◆ Required task
Pull out each line of the data that includes the word "heading".

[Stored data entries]
········
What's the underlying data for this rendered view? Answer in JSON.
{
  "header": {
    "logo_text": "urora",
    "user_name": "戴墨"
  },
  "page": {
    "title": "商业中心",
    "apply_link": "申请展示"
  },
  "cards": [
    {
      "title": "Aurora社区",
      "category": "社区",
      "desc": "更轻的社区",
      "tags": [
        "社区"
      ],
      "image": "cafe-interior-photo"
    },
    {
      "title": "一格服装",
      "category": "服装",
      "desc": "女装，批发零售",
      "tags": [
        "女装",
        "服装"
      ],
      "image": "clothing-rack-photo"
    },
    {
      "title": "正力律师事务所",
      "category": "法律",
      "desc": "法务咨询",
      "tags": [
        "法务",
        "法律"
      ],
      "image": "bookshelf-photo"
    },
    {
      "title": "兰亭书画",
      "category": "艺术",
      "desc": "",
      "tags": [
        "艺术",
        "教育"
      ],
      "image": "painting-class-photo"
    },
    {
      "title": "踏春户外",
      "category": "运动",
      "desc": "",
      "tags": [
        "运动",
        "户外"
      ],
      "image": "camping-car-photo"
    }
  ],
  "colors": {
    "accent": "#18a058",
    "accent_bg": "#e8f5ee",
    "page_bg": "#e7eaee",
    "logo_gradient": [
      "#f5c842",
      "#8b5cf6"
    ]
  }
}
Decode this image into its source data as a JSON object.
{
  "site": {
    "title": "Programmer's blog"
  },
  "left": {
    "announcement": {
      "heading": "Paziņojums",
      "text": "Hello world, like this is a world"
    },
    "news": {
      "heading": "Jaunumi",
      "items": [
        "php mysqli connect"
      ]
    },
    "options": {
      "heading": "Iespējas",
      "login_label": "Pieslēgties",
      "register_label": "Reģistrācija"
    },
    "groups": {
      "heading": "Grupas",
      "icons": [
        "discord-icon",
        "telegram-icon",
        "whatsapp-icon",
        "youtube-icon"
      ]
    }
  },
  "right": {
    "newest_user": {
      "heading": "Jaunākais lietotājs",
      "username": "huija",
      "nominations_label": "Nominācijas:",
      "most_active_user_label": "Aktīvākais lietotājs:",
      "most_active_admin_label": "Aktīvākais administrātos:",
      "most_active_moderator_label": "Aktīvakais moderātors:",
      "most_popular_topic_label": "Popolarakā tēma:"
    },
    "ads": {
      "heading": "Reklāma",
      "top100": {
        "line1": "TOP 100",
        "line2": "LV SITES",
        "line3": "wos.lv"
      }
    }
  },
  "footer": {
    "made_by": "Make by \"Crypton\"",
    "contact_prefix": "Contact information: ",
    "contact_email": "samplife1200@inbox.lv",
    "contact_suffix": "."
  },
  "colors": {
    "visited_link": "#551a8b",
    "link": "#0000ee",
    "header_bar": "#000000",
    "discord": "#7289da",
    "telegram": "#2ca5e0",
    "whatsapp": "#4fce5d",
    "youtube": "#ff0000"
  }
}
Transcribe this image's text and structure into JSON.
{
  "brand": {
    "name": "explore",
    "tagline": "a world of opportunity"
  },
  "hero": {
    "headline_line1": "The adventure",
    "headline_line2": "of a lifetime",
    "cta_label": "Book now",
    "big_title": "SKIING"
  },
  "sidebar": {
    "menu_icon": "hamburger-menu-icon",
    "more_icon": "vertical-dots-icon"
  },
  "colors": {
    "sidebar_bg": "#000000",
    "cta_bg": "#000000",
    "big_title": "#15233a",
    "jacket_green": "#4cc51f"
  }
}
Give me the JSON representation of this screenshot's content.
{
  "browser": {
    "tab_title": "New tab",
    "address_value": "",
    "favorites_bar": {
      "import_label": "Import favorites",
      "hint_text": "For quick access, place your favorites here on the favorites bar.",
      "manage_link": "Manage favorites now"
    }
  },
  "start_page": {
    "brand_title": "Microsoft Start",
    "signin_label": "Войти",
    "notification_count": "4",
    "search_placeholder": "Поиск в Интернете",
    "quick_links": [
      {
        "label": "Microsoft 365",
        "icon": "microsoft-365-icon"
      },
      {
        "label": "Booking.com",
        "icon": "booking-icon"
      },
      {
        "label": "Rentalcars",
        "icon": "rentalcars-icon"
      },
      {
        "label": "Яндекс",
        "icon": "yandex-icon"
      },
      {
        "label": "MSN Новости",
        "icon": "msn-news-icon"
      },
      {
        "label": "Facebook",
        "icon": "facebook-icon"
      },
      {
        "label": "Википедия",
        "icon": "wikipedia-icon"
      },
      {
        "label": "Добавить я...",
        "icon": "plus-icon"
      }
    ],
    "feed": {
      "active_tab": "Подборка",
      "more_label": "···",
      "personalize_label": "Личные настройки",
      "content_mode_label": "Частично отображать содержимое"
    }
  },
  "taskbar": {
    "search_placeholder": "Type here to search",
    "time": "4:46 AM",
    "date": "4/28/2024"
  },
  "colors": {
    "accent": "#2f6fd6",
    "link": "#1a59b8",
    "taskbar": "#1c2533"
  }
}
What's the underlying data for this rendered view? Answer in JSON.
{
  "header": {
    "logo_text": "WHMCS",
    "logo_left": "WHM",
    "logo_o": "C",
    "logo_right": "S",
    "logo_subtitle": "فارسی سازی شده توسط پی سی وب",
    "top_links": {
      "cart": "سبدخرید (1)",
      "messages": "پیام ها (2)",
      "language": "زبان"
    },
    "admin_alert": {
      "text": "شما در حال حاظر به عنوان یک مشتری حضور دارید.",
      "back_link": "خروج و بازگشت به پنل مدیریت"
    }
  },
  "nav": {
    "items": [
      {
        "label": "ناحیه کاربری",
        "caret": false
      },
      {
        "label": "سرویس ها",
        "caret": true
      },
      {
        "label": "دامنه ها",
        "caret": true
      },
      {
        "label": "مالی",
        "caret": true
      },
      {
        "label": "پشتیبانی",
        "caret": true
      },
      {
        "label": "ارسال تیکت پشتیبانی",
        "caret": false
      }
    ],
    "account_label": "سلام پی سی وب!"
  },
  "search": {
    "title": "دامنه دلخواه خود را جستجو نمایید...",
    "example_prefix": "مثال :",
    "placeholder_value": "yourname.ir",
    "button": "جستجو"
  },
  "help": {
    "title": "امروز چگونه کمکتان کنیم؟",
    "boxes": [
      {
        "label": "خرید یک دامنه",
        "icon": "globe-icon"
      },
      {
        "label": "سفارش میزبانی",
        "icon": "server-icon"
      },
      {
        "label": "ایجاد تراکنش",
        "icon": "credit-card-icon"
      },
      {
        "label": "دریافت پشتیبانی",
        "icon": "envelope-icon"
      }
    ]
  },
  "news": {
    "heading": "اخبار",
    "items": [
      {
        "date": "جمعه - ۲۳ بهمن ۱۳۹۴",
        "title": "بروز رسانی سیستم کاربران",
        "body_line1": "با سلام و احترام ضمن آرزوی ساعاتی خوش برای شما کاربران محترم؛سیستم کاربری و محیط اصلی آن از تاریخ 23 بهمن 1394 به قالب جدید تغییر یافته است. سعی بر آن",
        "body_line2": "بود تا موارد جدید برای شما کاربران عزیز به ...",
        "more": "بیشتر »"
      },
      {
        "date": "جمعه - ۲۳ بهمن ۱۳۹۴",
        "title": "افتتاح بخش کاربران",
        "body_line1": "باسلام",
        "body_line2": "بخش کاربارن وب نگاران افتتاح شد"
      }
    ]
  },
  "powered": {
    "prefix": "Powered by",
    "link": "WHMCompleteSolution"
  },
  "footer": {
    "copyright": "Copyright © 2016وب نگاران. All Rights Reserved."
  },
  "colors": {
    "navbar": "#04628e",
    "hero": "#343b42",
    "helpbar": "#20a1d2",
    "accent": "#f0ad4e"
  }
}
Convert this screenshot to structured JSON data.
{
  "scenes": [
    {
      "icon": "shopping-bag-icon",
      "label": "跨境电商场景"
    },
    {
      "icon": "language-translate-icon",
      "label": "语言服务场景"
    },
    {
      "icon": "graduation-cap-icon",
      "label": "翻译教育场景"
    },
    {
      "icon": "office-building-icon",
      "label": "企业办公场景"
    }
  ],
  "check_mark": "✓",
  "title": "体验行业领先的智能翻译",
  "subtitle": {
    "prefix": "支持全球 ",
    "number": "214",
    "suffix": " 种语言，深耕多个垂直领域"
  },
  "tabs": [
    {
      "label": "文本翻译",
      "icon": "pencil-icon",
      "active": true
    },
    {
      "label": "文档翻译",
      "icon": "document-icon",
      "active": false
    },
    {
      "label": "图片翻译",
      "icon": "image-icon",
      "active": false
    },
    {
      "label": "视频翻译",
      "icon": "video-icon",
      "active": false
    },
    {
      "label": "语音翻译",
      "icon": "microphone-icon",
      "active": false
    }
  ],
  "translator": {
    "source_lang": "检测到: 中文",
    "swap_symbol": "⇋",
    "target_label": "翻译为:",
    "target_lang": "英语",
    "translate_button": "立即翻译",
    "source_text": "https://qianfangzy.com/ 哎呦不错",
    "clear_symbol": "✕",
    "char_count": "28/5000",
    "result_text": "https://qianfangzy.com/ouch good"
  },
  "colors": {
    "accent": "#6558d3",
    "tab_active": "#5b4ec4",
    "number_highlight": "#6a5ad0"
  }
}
········
◆ The completed task
      "heading": "Paziņojums",
      "heading": "Jaunumi",
      "heading": "Iespējas",
      "heading": "Grupas",
      "heading": "Jaunākais lietotājs",
      "heading": "Reklāma",
    "heading": "اخبار",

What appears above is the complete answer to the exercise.